Required work:
Reproduce all entries verbatim, with nothing added or dropped.

/---

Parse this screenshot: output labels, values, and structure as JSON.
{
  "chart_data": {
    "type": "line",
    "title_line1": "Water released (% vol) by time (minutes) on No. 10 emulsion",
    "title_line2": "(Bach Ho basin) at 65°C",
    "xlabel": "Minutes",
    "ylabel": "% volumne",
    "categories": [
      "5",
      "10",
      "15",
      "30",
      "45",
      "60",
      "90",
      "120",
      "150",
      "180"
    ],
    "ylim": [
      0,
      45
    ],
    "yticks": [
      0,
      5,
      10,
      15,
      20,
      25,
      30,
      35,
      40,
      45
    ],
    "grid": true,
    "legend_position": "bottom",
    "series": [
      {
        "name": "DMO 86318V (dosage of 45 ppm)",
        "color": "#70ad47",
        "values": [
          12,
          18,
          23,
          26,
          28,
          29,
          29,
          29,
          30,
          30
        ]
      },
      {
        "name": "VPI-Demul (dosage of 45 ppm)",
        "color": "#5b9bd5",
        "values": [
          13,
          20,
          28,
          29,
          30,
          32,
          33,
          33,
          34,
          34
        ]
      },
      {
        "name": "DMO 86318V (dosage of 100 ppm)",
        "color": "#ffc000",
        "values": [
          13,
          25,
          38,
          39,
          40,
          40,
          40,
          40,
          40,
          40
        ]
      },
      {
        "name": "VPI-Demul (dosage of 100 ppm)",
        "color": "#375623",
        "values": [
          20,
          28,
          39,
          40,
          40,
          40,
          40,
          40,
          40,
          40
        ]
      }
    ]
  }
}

\---

Correct answer:
Parse this screenshot: output labels, values, and structure as JSON.
{
  "chart_data": {
    "type": "line",
    "title_line1": "Water released (% vol) by time (minutes) on No. 10 emulsion",
    "title_line2": "(Bach Ho basin) at 65°C",
    "xlabel": "Minutes",
    "ylabel": "% volumne",
    "categories": [
      "5",
      "10",
      "15",
      "30",
      "45",
      "60",
      "90",
      "120",
      "150",
      "180"
    ],
    "ylim": [
      0,
      45
    ],
    "yticks": [
      0,
      5,
      10,
      15,
      20,
      25,
      30,
      35,
      40,
      45
    ],
    "grid": true,
    "legend_position": "bottom",
    "series": [
      {
        "name": "DMO 86318V (dosage of 45 ppm)",
        "color": "#70ad47",
        "values": [
          12,
          18,
          23,
          26,
          28,
          29,
          29,
          29,
          30,
          30
        ]
      },
      {
        "name": "VPI-Demul (dosage of 45 ppm)",
        "color": "#5b9bd5",
        "values": [
          13,
          20,
          28,
          29,
          30,
          32,
          33,
          33,
          34,
          34
        ]
      },
      {
        "name": "DMO 86318V (dosage of 100 ppm)",
        "color": "#ffc000",
        "values": [
          13,
          25,
          38,
          39,
          40,
          40,
          40,
          40,
          40,
          40
        ]
      },
      {
        "name": "VPI-Demul (dosage of 100 ppm)",
        "color": "#375623",
        "values": [
          20,
          28,
          39,
          40,
          40,
          40,
          40,
          40,
          40,
          40
        ]
      }
    ]
  }
}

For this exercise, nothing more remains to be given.